* Start *
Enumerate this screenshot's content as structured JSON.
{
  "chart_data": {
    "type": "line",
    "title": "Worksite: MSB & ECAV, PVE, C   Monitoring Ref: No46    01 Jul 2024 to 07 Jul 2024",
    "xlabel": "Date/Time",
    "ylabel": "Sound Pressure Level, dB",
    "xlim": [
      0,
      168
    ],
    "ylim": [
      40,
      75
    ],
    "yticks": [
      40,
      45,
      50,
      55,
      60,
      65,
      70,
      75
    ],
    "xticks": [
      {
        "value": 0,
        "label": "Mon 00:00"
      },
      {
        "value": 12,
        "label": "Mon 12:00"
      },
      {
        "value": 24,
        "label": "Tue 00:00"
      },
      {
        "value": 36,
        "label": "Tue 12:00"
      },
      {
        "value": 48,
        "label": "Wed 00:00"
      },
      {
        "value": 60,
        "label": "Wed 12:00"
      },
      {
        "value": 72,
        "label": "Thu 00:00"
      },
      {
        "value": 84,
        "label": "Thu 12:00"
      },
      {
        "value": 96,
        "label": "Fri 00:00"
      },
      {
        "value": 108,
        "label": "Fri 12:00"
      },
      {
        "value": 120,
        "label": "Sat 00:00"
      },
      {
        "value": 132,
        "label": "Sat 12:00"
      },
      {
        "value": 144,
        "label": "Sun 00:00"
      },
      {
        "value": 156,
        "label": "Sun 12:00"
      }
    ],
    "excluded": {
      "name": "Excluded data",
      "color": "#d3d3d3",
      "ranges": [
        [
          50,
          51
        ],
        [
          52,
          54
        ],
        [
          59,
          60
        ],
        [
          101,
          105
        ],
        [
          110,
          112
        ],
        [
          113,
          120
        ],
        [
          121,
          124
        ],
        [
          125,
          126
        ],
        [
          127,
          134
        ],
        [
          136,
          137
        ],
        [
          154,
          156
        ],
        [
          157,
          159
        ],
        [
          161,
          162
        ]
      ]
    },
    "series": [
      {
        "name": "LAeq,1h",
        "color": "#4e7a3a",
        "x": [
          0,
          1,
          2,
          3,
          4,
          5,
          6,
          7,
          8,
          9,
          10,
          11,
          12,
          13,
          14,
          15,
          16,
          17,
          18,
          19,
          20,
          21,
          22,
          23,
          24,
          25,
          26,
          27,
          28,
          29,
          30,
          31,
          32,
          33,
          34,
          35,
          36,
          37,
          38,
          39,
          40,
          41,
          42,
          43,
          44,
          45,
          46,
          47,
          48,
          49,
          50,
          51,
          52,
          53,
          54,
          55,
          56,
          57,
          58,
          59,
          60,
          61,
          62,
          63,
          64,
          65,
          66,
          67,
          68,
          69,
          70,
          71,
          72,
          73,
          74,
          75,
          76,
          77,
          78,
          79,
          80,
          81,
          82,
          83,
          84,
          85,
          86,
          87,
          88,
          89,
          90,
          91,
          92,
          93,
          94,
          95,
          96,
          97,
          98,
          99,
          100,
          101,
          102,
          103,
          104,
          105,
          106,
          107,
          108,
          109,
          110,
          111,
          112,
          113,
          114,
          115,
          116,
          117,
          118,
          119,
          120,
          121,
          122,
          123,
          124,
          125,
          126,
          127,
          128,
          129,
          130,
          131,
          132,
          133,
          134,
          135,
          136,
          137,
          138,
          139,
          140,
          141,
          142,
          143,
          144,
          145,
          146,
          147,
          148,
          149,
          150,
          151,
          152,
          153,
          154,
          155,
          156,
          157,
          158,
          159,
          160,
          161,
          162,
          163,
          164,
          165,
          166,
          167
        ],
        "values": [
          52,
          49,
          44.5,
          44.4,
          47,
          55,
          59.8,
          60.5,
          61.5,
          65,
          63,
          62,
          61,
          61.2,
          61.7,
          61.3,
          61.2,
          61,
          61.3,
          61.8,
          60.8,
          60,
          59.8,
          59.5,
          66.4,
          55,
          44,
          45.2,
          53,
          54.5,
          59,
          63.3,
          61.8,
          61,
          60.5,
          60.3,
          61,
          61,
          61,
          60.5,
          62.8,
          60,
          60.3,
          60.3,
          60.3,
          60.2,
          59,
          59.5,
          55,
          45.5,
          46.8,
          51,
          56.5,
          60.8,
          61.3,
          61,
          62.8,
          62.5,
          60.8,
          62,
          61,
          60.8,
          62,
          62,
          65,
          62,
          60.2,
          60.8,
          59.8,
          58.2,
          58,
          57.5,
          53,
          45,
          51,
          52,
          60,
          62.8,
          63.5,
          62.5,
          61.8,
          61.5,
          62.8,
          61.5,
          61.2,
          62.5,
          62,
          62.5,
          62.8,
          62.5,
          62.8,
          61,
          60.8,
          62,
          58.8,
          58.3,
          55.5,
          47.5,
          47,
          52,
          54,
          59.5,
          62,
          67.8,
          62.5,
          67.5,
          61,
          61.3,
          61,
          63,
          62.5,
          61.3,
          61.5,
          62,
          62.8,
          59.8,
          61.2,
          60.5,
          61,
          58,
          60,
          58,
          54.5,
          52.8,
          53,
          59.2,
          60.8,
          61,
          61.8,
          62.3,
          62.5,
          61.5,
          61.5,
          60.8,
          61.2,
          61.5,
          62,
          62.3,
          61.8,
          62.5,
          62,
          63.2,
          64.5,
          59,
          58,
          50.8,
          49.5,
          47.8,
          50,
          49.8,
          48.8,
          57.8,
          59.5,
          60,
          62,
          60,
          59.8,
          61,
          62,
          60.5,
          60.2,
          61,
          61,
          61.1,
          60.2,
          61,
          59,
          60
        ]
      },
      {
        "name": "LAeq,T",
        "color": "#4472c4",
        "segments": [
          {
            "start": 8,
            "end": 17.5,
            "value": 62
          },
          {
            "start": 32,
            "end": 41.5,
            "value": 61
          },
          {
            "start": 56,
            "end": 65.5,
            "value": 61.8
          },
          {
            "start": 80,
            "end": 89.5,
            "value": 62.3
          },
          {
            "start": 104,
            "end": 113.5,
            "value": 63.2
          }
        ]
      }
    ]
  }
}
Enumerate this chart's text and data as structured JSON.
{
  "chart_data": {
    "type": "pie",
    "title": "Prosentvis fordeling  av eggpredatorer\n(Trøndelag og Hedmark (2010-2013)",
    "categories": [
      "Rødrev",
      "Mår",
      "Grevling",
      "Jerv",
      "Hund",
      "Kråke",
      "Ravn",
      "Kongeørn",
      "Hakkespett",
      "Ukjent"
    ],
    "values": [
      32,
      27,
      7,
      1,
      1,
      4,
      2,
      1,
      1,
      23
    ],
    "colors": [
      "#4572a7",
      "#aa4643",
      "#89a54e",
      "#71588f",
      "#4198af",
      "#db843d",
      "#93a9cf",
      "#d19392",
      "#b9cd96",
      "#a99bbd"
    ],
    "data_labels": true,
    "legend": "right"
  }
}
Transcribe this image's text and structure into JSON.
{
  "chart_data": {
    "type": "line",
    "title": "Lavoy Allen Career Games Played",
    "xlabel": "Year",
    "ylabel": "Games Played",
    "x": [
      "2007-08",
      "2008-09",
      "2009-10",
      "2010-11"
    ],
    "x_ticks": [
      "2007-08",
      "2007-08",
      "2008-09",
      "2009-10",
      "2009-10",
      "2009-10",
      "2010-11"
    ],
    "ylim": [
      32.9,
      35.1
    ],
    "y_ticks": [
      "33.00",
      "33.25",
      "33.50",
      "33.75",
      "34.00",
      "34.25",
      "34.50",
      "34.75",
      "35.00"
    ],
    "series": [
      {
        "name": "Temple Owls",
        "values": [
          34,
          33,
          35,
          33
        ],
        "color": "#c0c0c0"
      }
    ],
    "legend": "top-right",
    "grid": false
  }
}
* End *
#### Direction
Make an exact copy of the listing, including every line.

#### Task answer
Enumerate this screenshot's content as structured JSON.
{
  "chart_data": {
    "type": "line",
    "title": "Worksite: MSB & ECAV, PVE, C   Monitoring Ref: No46    01 Jul 2024 to 07 Jul 2024",
    "xlabel": "Date/Time",
    "ylabel": "Sound Pressure Level, dB",
    "xlim": [
      0,
      168
    ],
    "ylim": [
      40,
      75
    ],
    "yticks": [
      40,
      45,
      50,
      55,
      60,
      65,
      70,
      75
    ],
    "xticks": [
      {
        "value": 0,
        "label": "Mon 00:00"
      },
      {
        "value": 12,
        "label": "Mon 12:00"
      },
      {
        "value": 24,
        "label": "Tue 00:00"
      },
      {
        "value": 36,
        "label": "Tue 12:00"
      },
      {
        "value": 48,
        "label": "Wed 00:00"
      },
      {
        "value": 60,
        "label": "Wed 12:00"
      },
      {
        "value": 72,
        "label": "Thu 00:00"
      },
      {
        "value": 84,
        "label": "Thu 12:00"
      },
      {
        "value": 96,
        "label": "Fri 00:00"
      },
      {
        "value": 108,
        "label": "Fri 12:00"
      },
      {
        "value": 120,
        "label": "Sat 00:00"
      },
      {
        "value": 132,
        "label": "Sat 12:00"
      },
      {
        "value": 144,
        "label": "Sun 00:00"
      },
      {
        "value": 156,
        "label": "Sun 12:00"
      }
    ],
    "excluded": {
      "name": "Excluded data",
      "color": "#d3d3d3",
      "ranges": [
        [
          50,
          51
        ],
        [
          52,
          54
        ],
        [
          59,
          60
        ],
        [
          101,
          105
        ],
        [
          110,
          112
        ],
        [
          113,
          120
        ],
        [
          121,
          124
        ],
        [
          125,
          126
        ],
        [
          127,
          134
        ],
        [
          136,
          137
        ],
        [
          154,
          156
        ],
        [
          157,
          159
        ],
        [
          161,
          162
        ]
      ]
    },
    "series": [
      {
        "name": "LAeq,1h",
        "color": "#4e7a3a",
        "x": [
          0,
          1,
          2,
          3,
          4,
          5,
          6,
          7,
          8,
          9,
          10,
          11,
          12,
          13,
          14,
          15,
          16,
          17,
          18,
          19,
          20,
          21,
          22,
          23,
          24,
          25,
          26,
          27,
          28,
          29,
          30,
          31,
          32,
          33,
          34,
          35,
          36,
          37,
          38,
          39,
          40,
          41,
          42,
          43,
          44,
          45,
          46,
          47,
          48,
          49,
          50,
          51,
          52,
          53,
          54,
          55,
          56,
          57,
          58,
          59,
          60,
          61,
          62,
          63,
          64,
          65,
          66,
          67,
          68,
          69,
          70,
          71,
          72,
          73,
          74,
          75,
          76,
          77,
          78,
          79,
          80,
          81,
          82,
          83,
          84,
          85,
          86,
          87,
          88,
          89,
          90,
          91,
          92,
          93,
          94,
          95,
          96,
          97,
          98,
          99,
          100,
          101,
          102,
          103,
          104,
          105,
          106,
          107,
          108,
          109,
          110,
          111,
          112,
          113,
          114,
          115,
          116,
          117,
          118,
          119,
          120,
          121,
          122,
          123,
          124,
          125,
          126,
          127,
          128,
          129,
          130,
          131,
          132,
          133,
          134,
          135,
          136,
          137,
          138,
          139,
          140,
          141,
          142,
          143,
          144,
          145,
          146,
          147,
          148,
          149,
          150,
          151,
          152,
          153,
          154,
          155,
          156,
          157,
          158,
          159,
          160,
          161,
          162,
          163,
          164,
          165,
          166,
          167
        ],
        "values": [
          52,
          49,
          44.5,
          44.4,
          47,
          55,
          59.8,
          60.5,
          61.5,
          65,
          63,
          62,
          61,
          61.2,
          61.7,
          61.3,
          61.2,
          61,
          61.3,
          61.8,
          60.8,
          60,
          59.8,
          59.5,
          66.4,
          55,
          44,
          45.2,
          53,
          54.5,
          59,
          63.3,
          61.8,
          61,
          60.5,
          60.3,
          61,
          61,
          61,
          60.5,
          62.8,
          60,
          60.3,
          60.3,
          60.3,
          60.2,
          59,
          59.5,
          55,
          45.5,
          46.8,
          51,
          56.5,
          60.8,
          61.3,
          61,
          62.8,
          62.5,
          60.8,
          62,
          61,
          60.8,
          62,
          62,
          65,
          62,
          60.2,
          60.8,
          59.8,
          58.2,
          58,
          57.5,
          53,
          45,
          51,
          52,
          60,
          62.8,
          63.5,
          62.5,
          61.8,
          61.5,
          62.8,
          61.5,
          61.2,
          62.5,
          62,
          62.5,
          62.8,
          62.5,
          62.8,
          61,
          60.8,
          62,
          58.8,
          58.3,
          55.5,
          47.5,
          47,
          52,
          54,
          59.5,
          62,
          67.8,
          62.5,
          67.5,
          61,
          61.3,
          61,
          63,
          62.5,
          61.3,
          61.5,
          62,
          62.8,
          59.8,
          61.2,
          60.5,
          61,
          58,
          60,
          58,
          54.5,
          52.8,
          53,
          59.2,
          60.8,
          61,
          61.8,
          62.3,
          62.5,
          61.5,
          61.5,
          60.8,
          61.2,
          61.5,
          62,
          62.3,
          61.8,
          62.5,
          62,
          63.2,
          64.5,
          59,
          58,
          50.8,
          49.5,
          47.8,
          50,
          49.8,
          48.8,
          57.8,
          59.5,
          60,
          62,
          60,
          59.8,
          61,
          62,
          60.5,
          60.2,
          61,
          61,
          61.1,
          60.2,
          61,
          59,
          60
        ]
      },
      {
        "name": "LAeq,T",
        "color": "#4472c4",
        "segments": [
          {
            "start": 8,
            "end": 17.5,
            "value": 62
          },
          {
            "start": 32,
            "end": 41.5,
            "value": 61
          },
          {
            "start": 56,
            "end": 65.5,
            "value": 61.8
          },
          {
            "start": 80,
            "end": 89.5,
            "value": 62.3
          },
          {
            "start": 104,
            "end": 113.5,
            "value": 63.2
          }
        ]
      }
    ]
  }
}
Enumerate this chart's text and data as structured JSON.
{
  "chart_data": {
    "type": "pie",
    "title": "Prosentvis fordeling  av eggpredatorer\n(Trøndelag og Hedmark (2010-2013)",
    "categories": [
      "Rødrev",
      "Mår",
      "Grevling",
      "Jerv",
      "Hund",
      "Kråke",
      "Ravn",
      "Kongeørn",
      "Hakkespett",
      "Ukjent"
    ],
    "values": [
      32,
      27,
      7,
      1,
      1,
      4,
      2,
      1,
      1,
      23
    ],
    "colors": [
      "#4572a7",
      "#aa4643",
      "#89a54e",
      "#71588f",
      "#4198af",
      "#db843d",
      "#93a9cf",
      "#d19392",
      "#b9cd96",
      "#a99bbd"
    ],
    "data_labels": true,
    "legend": "right"
  }
}
Transcribe this image's text and structure into JSON.
{
  "chart_data": {
    "type": "line",
    "title": "Lavoy Allen Career Games Played",
    "xlabel": "Year",
    "ylabel": "Games Played",
    "x": [
      "2007-08",
      "2008-09",
      "2009-10",
      "2010-11"
    ],
    "x_ticks": [
      "2007-08",
      "2007-08",
      "2008-09",
      "2009-10",
      "2009-10",
      "2009-10",
      "2010-11"
    ],
    "ylim": [
      32.9,
      35.1
    ],
    "y_ticks": [
      "33.00",
      "33.25",
      "33.50",
      "33.75",
      "34.00",
      "34.25",
      "34.50",
      "34.75",
      "35.00"
    ],
    "series": [
      {
        "name": "Temple Owls",
        "values": [
          34,
          33,
          35,
          33
        ],
        "color": "#c0c0c0"
      }
    ],
    "legend": "top-right",
    "grid": false
  }
}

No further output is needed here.